## WHAT NEEDS TO BE DONE
Output the data below in full, character for character.

## Dataset records
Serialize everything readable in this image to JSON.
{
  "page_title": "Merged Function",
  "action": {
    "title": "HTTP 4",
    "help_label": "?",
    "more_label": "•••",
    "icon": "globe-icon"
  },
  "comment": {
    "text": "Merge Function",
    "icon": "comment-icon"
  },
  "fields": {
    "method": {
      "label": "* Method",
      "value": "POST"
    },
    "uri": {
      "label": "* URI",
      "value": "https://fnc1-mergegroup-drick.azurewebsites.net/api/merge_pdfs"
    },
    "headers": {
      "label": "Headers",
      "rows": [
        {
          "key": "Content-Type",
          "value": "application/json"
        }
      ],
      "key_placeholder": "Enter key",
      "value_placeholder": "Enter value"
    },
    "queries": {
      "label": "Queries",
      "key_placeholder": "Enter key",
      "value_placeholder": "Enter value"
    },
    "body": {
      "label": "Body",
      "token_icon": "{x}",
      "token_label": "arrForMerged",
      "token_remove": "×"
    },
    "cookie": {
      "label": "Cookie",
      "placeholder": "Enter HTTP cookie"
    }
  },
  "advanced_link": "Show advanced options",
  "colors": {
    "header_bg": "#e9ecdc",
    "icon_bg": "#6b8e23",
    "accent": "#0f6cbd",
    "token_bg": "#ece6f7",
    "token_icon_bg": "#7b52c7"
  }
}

## TASK RESPONSE
Serialize everything readable in this image to JSON.
{
  "page_title": "Merged Function",
  "action": {
    "title": "HTTP 4",
    "help_label": "?",
    "more_label": "•••",
    "icon": "globe-icon"
  },
  "comment": {
    "text": "Merge Function",
    "icon": "comment-icon"
  },
  "fields": {
    "method": {
      "label": "* Method",
      "value": "POST"
    },
    "uri": {
      "label": "* URI",
      "value": "https://fnc1-mergegroup-drick.azurewebsites.net/api/merge_pdfs"
    },
    "headers": {
      "label": "Headers",
      "rows": [
        {
          "key": "Content-Type",
          "value": "application/json"
        }
      ],
      "key_placeholder": "Enter key",
      "value_placeholder": "Enter value"
    },
    "queries": {
      "label": "Queries",
      "key_placeholder": "Enter key",
      "value_placeholder": "Enter value"
    },
    "body": {
      "label": "Body",
      "token_icon": "{x}",
      "token_label": "arrForMerged",
      "token_remove": "×"
    },
    "cookie": {
      "label": "Cookie",
      "placeholder": "Enter HTTP cookie"
    }
  },
  "advanced_link": "Show advanced options",
  "colors": {
    "header_bg": "#e9ecdc",
    "icon_bg": "#6b8e23",
    "accent": "#0f6cbd",
    "token_bg": "#ece6f7",
    "token_icon_bg": "#7b52c7"
  }
}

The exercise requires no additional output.